## Start Data supplied
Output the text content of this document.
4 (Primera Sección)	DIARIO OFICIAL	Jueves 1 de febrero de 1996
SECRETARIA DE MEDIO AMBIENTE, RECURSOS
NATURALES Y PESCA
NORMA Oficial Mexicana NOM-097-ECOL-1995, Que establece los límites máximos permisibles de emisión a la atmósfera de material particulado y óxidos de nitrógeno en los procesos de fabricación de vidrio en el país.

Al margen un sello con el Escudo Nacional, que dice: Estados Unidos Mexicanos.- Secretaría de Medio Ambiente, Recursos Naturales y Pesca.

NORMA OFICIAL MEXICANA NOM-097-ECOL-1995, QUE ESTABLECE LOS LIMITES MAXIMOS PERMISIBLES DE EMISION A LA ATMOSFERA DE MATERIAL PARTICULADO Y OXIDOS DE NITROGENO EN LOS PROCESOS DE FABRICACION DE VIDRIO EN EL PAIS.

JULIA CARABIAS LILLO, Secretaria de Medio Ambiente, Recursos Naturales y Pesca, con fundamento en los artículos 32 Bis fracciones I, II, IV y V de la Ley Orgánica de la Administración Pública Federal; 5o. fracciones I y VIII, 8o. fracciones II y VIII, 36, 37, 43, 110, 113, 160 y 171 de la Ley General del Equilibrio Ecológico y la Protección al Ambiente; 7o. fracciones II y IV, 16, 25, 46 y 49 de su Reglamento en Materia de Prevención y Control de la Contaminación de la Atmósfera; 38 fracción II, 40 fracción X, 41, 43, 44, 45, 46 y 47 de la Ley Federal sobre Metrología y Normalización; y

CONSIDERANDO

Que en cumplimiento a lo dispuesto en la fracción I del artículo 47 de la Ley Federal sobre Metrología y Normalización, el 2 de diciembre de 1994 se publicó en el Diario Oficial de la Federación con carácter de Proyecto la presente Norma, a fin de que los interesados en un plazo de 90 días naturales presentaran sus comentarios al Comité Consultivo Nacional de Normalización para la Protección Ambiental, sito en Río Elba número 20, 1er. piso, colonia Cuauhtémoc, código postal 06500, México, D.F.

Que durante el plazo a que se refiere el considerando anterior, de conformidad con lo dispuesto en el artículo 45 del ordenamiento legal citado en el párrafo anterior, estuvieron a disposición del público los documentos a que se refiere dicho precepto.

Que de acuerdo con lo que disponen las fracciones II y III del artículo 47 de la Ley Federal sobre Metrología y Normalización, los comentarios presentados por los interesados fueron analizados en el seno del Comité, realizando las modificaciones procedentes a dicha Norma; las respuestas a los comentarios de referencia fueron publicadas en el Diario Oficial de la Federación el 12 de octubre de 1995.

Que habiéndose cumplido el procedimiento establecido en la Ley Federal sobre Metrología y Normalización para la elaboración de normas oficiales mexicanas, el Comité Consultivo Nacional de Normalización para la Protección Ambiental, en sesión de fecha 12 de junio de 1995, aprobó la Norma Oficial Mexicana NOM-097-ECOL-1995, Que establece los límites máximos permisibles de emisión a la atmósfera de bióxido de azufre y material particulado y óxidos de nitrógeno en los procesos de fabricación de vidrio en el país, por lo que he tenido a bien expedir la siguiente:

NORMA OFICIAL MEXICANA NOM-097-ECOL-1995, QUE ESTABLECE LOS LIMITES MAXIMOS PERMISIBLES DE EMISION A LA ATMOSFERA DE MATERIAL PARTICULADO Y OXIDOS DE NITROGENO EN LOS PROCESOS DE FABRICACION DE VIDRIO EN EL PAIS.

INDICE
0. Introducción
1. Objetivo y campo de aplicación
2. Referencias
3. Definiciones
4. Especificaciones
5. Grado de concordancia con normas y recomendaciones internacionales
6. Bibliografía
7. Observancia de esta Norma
## End Data supplied
**Stated goal**
All of the entries need to be reproduced exactly; please write them out.

**Task result**
Output the text content of this document.
4 (Primera Sección)	DIARIO OFICIAL	Jueves 1 de febrero de 1996
SECRETARIA DE MEDIO AMBIENTE, RECURSOS
NATURALES Y PESCA
NORMA Oficial Mexicana NOM-097-ECOL-1995, Que establece los límites máximos permisibles de emisión a la atmósfera de material particulado y óxidos de nitrógeno en los procesos de fabricación de vidrio en el país.

Al margen un sello con el Escudo Nacional, que dice: Estados Unidos Mexicanos.- Secretaría de Medio Ambiente, Recursos Naturales y Pesca.

NORMA OFICIAL MEXICANA NOM-097-ECOL-1995, QUE ESTABLECE LOS LIMITES MAXIMOS PERMISIBLES DE EMISION A LA ATMOSFERA DE MATERIAL PARTICULADO Y OXIDOS DE NITROGENO EN LOS PROCESOS DE FABRICACION DE VIDRIO EN EL PAIS.

JULIA CARABIAS LILLO, Secretaria de Medio Ambiente, Recursos Naturales y Pesca, con fundamento en los artículos 32 Bis fracciones I, II, IV y V de la Ley Orgánica de la Administración Pública Federal; 5o. fracciones I y VIII, 8o. fracciones II y VIII, 36, 37, 43, 110, 113, 160 y 171 de la Ley General del Equilibrio Ecológico y la Protección al Ambiente; 7o. fracciones II y IV, 16, 25, 46 y 49 de su Reglamento en Materia de Prevención y Control de la Contaminación de la Atmósfera; 38 fracción II, 40 fracción X, 41, 43, 44, 45, 46 y 47 de la Ley Federal sobre Metrología y Normalización; y

CONSIDERANDO

Que en cumplimiento a lo dispuesto en la fracción I del artículo 47 de la Ley Federal sobre Metrología y Normalización, el 2 de diciembre de 1994 se publicó en el Diario Oficial de la Federación con carácter de Proyecto la presente Norma, a fin de que los interesados en un plazo de 90 días naturales presentaran sus comentarios al Comité Consultivo Nacional de Normalización para la Protección Ambiental, sito en Río Elba número 20, 1er. piso, colonia Cuauhtémoc, código postal 06500, México, D.F.

Que durante el plazo a que se refiere el considerando anterior, de conformidad con lo dispuesto en el artículo 45 del ordenamiento legal citado en el párrafo anterior, estuvieron a disposición del público los documentos a que se refiere dicho precepto.

Que de acuerdo con lo que disponen las fracciones II y III del artículo 47 de la Ley Federal sobre Metrología y Normalización, los comentarios presentados por los interesados fueron analizados en el seno del Comité, realizando las modificaciones procedentes a dicha Norma; las respuestas a los comentarios de referencia fueron publicadas en el Diario Oficial de la Federación el 12 de octubre de 1995.

Que habiéndose cumplido el procedimiento establecido en la Ley Federal sobre Metrología y Normalización para la elaboración de normas oficiales mexicanas, el Comité Consultivo Nacional de Normalización para la Protección Ambiental, en sesión de fecha 12 de junio de 1995, aprobó la Norma Oficial Mexicana NOM-097-ECOL-1995, Que establece los límites máximos permisibles de emisión a la atmósfera de bióxido de azufre y material particulado y óxidos de nitrógeno en los procesos de fabricación de vidrio en el país, por lo que he tenido a bien expedir la siguiente:

NORMA OFICIAL MEXICANA NOM-097-ECOL-1995, QUE ESTABLECE LOS LIMITES MAXIMOS PERMISIBLES DE EMISION A LA ATMOSFERA DE MATERIAL PARTICULADO Y OXIDOS DE NITROGENO EN LOS PROCESOS DE FABRICACION DE VIDRIO EN EL PAIS.

INDICE
0. Introducción
1. Objetivo y campo de aplicación
2. Referencias
3. Definiciones
4. Especificaciones
5. Grado de concordancia con normas y recomendaciones internacionales
6. Bibliografía
7. Observancia de esta Norma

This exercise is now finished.